▸ EXERCISE GOAL
Every line below should be repeated exactly.

-- Begin SUPPLIED RECORDS --

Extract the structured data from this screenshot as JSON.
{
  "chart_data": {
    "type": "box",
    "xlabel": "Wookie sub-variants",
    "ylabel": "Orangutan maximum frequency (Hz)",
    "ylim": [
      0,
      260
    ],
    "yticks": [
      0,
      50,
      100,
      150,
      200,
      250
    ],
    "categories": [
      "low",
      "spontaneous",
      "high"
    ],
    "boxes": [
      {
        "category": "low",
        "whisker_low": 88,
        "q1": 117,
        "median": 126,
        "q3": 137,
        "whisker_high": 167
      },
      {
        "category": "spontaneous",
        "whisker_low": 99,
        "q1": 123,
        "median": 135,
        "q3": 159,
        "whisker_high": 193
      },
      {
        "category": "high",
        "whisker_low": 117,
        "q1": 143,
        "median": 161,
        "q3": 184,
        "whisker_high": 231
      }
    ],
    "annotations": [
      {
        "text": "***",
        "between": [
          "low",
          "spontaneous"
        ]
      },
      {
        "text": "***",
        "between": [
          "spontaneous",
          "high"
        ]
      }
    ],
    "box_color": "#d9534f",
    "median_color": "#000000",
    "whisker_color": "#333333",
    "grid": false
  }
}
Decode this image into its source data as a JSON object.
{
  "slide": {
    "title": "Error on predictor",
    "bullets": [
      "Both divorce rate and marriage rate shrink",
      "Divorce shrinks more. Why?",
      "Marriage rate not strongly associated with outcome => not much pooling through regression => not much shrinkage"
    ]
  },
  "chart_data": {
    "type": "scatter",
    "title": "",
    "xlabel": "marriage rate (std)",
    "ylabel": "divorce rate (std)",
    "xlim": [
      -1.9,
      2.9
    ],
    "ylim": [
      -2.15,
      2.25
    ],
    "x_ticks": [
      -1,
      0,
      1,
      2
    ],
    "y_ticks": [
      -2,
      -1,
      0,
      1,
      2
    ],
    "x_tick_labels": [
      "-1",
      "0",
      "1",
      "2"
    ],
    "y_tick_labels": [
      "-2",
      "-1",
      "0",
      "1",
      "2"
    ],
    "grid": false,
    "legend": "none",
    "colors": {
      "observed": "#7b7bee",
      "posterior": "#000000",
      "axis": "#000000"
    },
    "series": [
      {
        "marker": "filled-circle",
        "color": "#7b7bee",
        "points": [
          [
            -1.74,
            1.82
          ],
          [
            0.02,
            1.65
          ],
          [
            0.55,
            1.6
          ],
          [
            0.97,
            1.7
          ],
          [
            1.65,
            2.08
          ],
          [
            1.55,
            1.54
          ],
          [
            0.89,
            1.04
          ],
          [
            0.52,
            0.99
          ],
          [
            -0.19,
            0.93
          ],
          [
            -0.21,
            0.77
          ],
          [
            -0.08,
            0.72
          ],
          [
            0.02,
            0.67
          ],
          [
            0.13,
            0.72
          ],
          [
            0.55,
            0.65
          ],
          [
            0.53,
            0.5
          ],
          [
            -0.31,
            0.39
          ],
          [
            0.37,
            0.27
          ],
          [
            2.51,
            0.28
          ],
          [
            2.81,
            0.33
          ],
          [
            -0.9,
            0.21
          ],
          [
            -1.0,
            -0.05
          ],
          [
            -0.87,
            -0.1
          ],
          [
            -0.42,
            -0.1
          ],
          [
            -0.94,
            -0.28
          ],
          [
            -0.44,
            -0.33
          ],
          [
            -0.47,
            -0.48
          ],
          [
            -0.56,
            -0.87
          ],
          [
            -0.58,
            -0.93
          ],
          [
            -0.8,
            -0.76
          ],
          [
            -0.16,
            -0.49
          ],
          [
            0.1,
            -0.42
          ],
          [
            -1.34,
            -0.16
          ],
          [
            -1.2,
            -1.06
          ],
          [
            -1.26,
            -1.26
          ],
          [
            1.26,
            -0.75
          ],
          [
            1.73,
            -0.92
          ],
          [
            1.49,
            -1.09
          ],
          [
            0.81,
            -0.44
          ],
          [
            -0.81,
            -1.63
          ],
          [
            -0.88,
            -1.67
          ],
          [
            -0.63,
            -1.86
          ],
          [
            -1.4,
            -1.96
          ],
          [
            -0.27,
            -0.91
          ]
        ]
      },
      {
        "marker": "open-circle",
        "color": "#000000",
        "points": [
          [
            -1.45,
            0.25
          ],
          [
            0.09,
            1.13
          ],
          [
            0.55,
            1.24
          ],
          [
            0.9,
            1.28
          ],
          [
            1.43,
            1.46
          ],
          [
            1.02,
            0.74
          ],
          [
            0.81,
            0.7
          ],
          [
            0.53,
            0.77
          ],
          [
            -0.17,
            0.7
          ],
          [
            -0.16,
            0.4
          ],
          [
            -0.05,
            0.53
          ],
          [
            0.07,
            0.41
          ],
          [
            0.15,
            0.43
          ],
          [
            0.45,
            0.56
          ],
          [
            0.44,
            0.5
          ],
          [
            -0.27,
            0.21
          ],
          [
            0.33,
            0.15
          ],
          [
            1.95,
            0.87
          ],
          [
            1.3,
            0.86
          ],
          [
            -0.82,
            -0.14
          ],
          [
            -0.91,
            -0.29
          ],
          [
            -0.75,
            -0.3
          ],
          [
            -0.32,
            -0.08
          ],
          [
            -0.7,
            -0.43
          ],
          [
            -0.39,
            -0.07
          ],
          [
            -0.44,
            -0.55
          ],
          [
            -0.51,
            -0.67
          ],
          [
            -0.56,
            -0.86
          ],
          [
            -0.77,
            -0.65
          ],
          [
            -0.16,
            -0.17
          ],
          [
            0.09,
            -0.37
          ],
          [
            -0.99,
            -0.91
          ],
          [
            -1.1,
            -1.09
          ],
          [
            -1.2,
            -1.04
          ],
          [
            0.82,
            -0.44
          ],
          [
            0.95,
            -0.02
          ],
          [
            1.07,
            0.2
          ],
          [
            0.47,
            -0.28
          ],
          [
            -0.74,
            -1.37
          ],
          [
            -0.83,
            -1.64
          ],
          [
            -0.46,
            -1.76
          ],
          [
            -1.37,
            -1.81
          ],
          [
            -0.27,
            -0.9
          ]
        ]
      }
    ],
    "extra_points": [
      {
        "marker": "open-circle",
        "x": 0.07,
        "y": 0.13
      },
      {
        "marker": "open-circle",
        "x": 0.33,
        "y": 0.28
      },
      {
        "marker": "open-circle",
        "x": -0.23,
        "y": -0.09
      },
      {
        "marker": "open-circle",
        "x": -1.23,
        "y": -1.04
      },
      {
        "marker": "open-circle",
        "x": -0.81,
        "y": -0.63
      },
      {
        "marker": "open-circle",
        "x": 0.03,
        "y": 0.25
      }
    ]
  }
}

-- End SUPPLIED RECORDS --

▸ THE ANSWER
Extract the structured data from this screenshot as JSON.
{
  "chart_data": {
    "type": "box",
    "xlabel": "Wookie sub-variants",
    "ylabel": "Orangutan maximum frequency (Hz)",
    "ylim": [
      0,
      260
    ],
    "yticks": [
      0,
      50,
      100,
      150,
      200,
      250
    ],
    "categories": [
      "low",
      "spontaneous",
      "high"
    ],
    "boxes": [
      {
        "category": "low",
        "whisker_low": 88,
        "q1": 117,
        "median": 126,
        "q3": 137,
        "whisker_high": 167
      },
      {
        "category": "spontaneous",
        "whisker_low": 99,
        "q1": 123,
        "median": 135,
        "q3": 159,
        "whisker_high": 193
      },
      {
        "category": "high",
        "whisker_low": 117,
        "q1": 143,
        "median": 161,
        "q3": 184,
        "whisker_high": 231
      }
    ],
    "annotations": [
      {
        "text": "***",
        "between": [
          "low",
          "spontaneous"
        ]
      },
      {
        "text": "***",
        "between": [
          "spontaneous",
          "high"
        ]
      }
    ],
    "box_color": "#d9534f",
    "median_color": "#000000",
    "whisker_color": "#333333",
    "grid": false
  }
}
Decode this image into its source data as a JSON object.
{
  "slide": {
    "title": "Error on predictor",
    "bullets": [
      "Both divorce rate and marriage rate shrink",
      "Divorce shrinks more. Why?",
      "Marriage rate not strongly associated with outcome => not much pooling through regression => not much shrinkage"
    ]
  },
  "chart_data": {
    "type": "scatter",
    "title": "",
    "xlabel": "marriage rate (std)",
    "ylabel": "divorce rate (std)",
    "xlim": [
      -1.9,
      2.9
    ],
    "ylim": [
      -2.15,
      2.25
    ],
    "x_ticks": [
      -1,
      0,
      1,
      2
    ],
    "y_ticks": [
      -2,
      -1,
      0,
      1,
      2
    ],
    "x_tick_labels": [
      "-1",
      "0",
      "1",
      "2"
    ],
    "y_tick_labels": [
      "-2",
      "-1",
      "0",
      "1",
      "2"
    ],
    "grid": false,
    "legend": "none",
    "colors": {
      "observed": "#7b7bee",
      "posterior": "#000000",
      "axis": "#000000"
    },
    "series": [
      {
        "marker": "filled-circle",
        "color": "#7b7bee",
        "points": [
          [
            -1.74,
            1.82
          ],
          [
            0.02,
            1.65
          ],
          [
            0.55,
            1.6
          ],
          [
            0.97,
            1.7
          ],
          [
            1.65,
            2.08
          ],
          [
            1.55,
            1.54
          ],
          [
            0.89,
            1.04
          ],
          [
            0.52,
            0.99
          ],
          [
            -0.19,
            0.93
          ],
          [
            -0.21,
            0.77
          ],
          [
            -0.08,
            0.72
          ],
          [
            0.02,
            0.67
          ],
          [
            0.13,
            0.72
          ],
          [
            0.55,
            0.65
          ],
          [
            0.53,
            0.5
          ],
          [
            -0.31,
            0.39
          ],
          [
            0.37,
            0.27
          ],
          [
            2.51,
            0.28
          ],
          [
            2.81,
            0.33
          ],
          [
            -0.9,
            0.21
          ],
          [
            -1.0,
            -0.05
          ],
          [
            -0.87,
            -0.1
          ],
          [
            -0.42,
            -0.1
          ],
          [
            -0.94,
            -0.28
          ],
          [
            -0.44,
            -0.33
          ],
          [
            -0.47,
            -0.48
          ],
          [
            -0.56,
            -0.87
          ],
          [
            -0.58,
            -0.93
          ],
          [
            -0.8,
            -0.76
          ],
          [
            -0.16,
            -0.49
          ],
          [
            0.1,
            -0.42
          ],
          [
            -1.34,
            -0.16
          ],
          [
            -1.2,
            -1.06
          ],
          [
            -1.26,
            -1.26
          ],
          [
            1.26,
            -0.75
          ],
          [
            1.73,
            -0.92
          ],
          [
            1.49,
            -1.09
          ],
          [
            0.81,
            -0.44
          ],
          [
            -0.81,
            -1.63
          ],
          [
            -0.88,
            -1.67
          ],
          [
            -0.63,
            -1.86
          ],
          [
            -1.4,
            -1.96
          ],
          [
            -0.27,
            -0.91
          ]
        ]
      },
      {
        "marker": "open-circle",
        "color": "#000000",
        "points": [
          [
            -1.45,
            0.25
          ],
          [
            0.09,
            1.13
          ],
          [
            0.55,
            1.24
          ],
          [
            0.9,
            1.28
          ],
          [
            1.43,
            1.46
          ],
          [
            1.02,
            0.74
          ],
          [
            0.81,
            0.7
          ],
          [
            0.53,
            0.77
          ],
          [
            -0.17,
            0.7
          ],
          [
            -0.16,
            0.4
          ],
          [
            -0.05,
            0.53
          ],
          [
            0.07,
            0.41
          ],
          [
            0.15,
            0.43
          ],
          [
            0.45,
            0.56
          ],
          [
            0.44,
            0.5
          ],
          [
            -0.27,
            0.21
          ],
          [
            0.33,
            0.15
          ],
          [
            1.95,
            0.87
          ],
          [
            1.3,
            0.86
          ],
          [
            -0.82,
            -0.14
          ],
          [
            -0.91,
            -0.29
          ],
          [
            -0.75,
            -0.3
          ],
          [
            -0.32,
            -0.08
          ],
          [
            -0.7,
            -0.43
          ],
          [
            -0.39,
            -0.07
          ],
          [
            -0.44,
            -0.55
          ],
          [
            -0.51,
            -0.67
          ],
          [
            -0.56,
            -0.86
          ],
          [
            -0.77,
            -0.65
          ],
          [
            -0.16,
            -0.17
          ],
          [
            0.09,
            -0.37
          ],
          [
            -0.99,
            -0.91
          ],
          [
            -1.1,
            -1.09
          ],
          [
            -1.2,
            -1.04
          ],
          [
            0.82,
            -0.44
          ],
          [
            0.95,
            -0.02
          ],
          [
            1.07,
            0.2
          ],
          [
            0.47,
            -0.28
          ],
          [
            -0.74,
            -1.37
          ],
          [
            -0.83,
            -1.64
          ],
          [
            -0.46,
            -1.76
          ],
          [
            -1.37,
            -1.81
          ],
          [
            -0.27,
            -0.9
          ]
        ]
      }
    ],
    "extra_points": [
      {
        "marker": "open-circle",
        "x": 0.07,
        "y": 0.13
      },
      {
        "marker": "open-circle",
        "x": 0.33,
        "y": 0.28
      },
      {
        "marker": "open-circle",
        "x": -0.23,
        "y": -0.09
      },
      {
        "marker": "open-circle",
        "x": -1.23,
        "y": -1.04
      },
      {
        "marker": "open-circle",
        "x": -0.81,
        "y": -0.63
      },
      {
        "marker": "open-circle",
        "x": 0.03,
        "y": 0.25
      }
    ]
  }
}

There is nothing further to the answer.